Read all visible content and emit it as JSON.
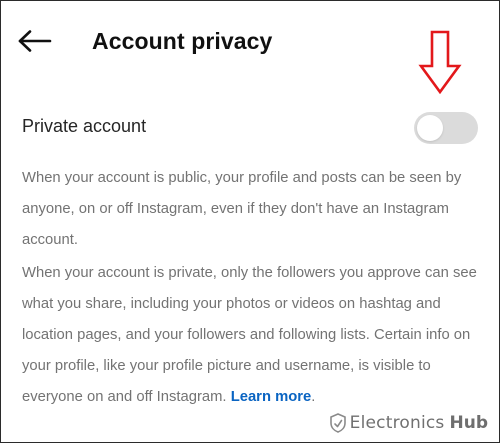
{
  "header": {
    "title": "Account privacy",
    "back_icon": "arrow-left-icon"
  },
  "annotation": {
    "icon": "red-down-arrow-icon",
    "color": "#e3181b"
  },
  "privacy_setting": {
    "label": "Private account",
    "toggle_on": false,
    "toggle_track_color": "#dbdbdb"
  },
  "description": {
    "public_text": "When your account is public, your profile and posts can be seen by anyone, on or off Instagram, even if they don't have an Instagram account.",
    "private_text": "When your account is private, only the followers you approve can see what you share, including your photos or videos on hashtag and location pages, and your followers and following lists. Certain info on your profile, like your profile picture and username, is visible to everyone on and off Instagram.",
    "learn_more": "Learn more",
    "period": ".",
    "link_color": "#0a64c2"
  },
  "watermark": {
    "brand": "Electronics",
    "suffix": "Hub",
    "icon": "shield-logo-icon"
  }
}
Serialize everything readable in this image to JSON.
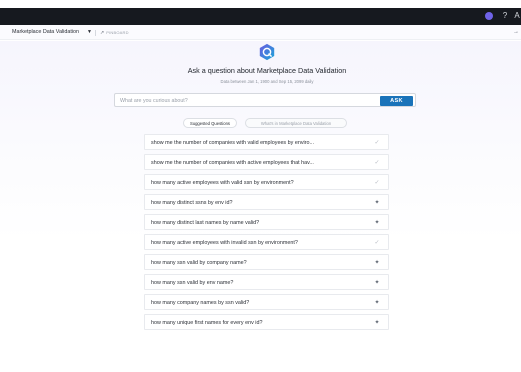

========

* WORK TO COMPLETE: Tally the lines above containing "Instagram". Answer with the count only.

* WORKED SOLUTION: 2